▶ WHAT IS REQUIRED
Output every entry exactly as written.

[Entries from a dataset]
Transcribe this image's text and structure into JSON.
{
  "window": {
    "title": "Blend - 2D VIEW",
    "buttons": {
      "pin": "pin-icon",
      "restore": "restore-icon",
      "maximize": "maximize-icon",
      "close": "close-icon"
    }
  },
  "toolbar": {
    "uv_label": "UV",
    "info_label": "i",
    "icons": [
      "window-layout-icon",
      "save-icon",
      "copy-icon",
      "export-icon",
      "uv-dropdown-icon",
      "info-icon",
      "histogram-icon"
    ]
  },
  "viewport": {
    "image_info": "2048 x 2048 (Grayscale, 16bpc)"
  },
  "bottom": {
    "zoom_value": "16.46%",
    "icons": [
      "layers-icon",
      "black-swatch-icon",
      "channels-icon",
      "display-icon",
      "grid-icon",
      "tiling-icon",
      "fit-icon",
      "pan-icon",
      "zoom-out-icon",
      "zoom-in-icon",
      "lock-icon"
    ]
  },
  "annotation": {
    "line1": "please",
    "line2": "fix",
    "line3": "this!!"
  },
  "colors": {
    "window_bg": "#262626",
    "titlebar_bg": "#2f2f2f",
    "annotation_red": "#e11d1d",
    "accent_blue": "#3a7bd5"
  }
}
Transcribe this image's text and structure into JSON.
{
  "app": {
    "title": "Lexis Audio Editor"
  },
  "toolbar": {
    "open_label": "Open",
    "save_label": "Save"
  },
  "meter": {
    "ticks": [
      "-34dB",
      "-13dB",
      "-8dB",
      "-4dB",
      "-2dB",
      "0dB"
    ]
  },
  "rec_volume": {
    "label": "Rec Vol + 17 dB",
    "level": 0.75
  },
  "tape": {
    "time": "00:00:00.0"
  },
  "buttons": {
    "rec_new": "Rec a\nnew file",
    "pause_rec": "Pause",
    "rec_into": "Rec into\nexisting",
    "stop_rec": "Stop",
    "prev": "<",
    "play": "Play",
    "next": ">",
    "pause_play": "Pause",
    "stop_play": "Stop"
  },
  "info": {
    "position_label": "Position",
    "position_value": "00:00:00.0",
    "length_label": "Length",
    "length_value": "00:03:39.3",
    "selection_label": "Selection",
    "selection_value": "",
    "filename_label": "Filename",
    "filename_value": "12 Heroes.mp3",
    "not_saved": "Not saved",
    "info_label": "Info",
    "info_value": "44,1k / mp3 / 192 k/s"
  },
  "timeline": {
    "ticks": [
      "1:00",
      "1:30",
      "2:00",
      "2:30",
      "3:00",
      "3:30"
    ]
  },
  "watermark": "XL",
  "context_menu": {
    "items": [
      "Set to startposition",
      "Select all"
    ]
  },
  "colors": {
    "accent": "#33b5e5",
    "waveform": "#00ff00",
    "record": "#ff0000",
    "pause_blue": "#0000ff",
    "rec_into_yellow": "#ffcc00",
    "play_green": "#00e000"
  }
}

▶ SOLUTION FOR THIS EXERCISE
Transcribe this image's text and structure into JSON.
{
  "window": {
    "title": "Blend - 2D VIEW",
    "buttons": {
      "pin": "pin-icon",
      "restore": "restore-icon",
      "maximize": "maximize-icon",
      "close": "close-icon"
    }
  },
  "toolbar": {
    "uv_label": "UV",
    "info_label": "i",
    "icons": [
      "window-layout-icon",
      "save-icon",
      "copy-icon",
      "export-icon",
      "uv-dropdown-icon",
      "info-icon",
      "histogram-icon"
    ]
  },
  "viewport": {
    "image_info": "2048 x 2048 (Grayscale, 16bpc)"
  },
  "bottom": {
    "zoom_value": "16.46%",
    "icons": [
      "layers-icon",
      "black-swatch-icon",
      "channels-icon",
      "display-icon",
      "grid-icon",
      "tiling-icon",
      "fit-icon",
      "pan-icon",
      "zoom-out-icon",
      "zoom-in-icon",
      "lock-icon"
    ]
  },
  "annotation": {
    "line1": "please",
    "line2": "fix",
    "line3": "this!!"
  },
  "colors": {
    "window_bg": "#262626",
    "titlebar_bg": "#2f2f2f",
    "annotation_red": "#e11d1d",
    "accent_blue": "#3a7bd5"
  }
}
Transcribe this image's text and structure into JSON.
{
  "app": {
    "title": "Lexis Audio Editor"
  },
  "toolbar": {
    "open_label": "Open",
    "save_label": "Save"
  },
  "meter": {
    "ticks": [
      "-34dB",
      "-13dB",
      "-8dB",
      "-4dB",
      "-2dB",
      "0dB"
    ]
  },
  "rec_volume": {
    "label": "Rec Vol + 17 dB",
    "level": 0.75
  },
  "tape": {
    "time": "00:00:00.0"
  },
  "buttons": {
    "rec_new": "Rec a\nnew file",
    "pause_rec": "Pause",
    "rec_into": "Rec into\nexisting",
    "stop_rec": "Stop",
    "prev": "<",
    "play": "Play",
    "next": ">",
    "pause_play": "Pause",
    "stop_play": "Stop"
  },
  "info": {
    "position_label": "Position",
    "position_value": "00:00:00.0",
    "length_label": "Length",
    "length_value": "00:03:39.3",
    "selection_label": "Selection",
    "selection_value": "",
    "filename_label": "Filename",
    "filename_value": "12 Heroes.mp3",
    "not_saved": "Not saved",
    "info_label": "Info",
    "info_value": "44,1k / mp3 / 192 k/s"
  },
  "timeline": {
    "ticks": [
      "1:00",
      "1:30",
      "2:00",
      "2:30",
      "3:00",
      "3:30"
    ]
  },
  "watermark": "XL",
  "context_menu": {
    "items": [
      "Set to startposition",
      "Select all"
    ]
  },
  "colors": {
    "accent": "#33b5e5",
    "waveform": "#00ff00",
    "record": "#ff0000",
    "pause_blue": "#0000ff",
    "rec_into_yellow": "#ffcc00",
    "play_green": "#00e000"
  }
}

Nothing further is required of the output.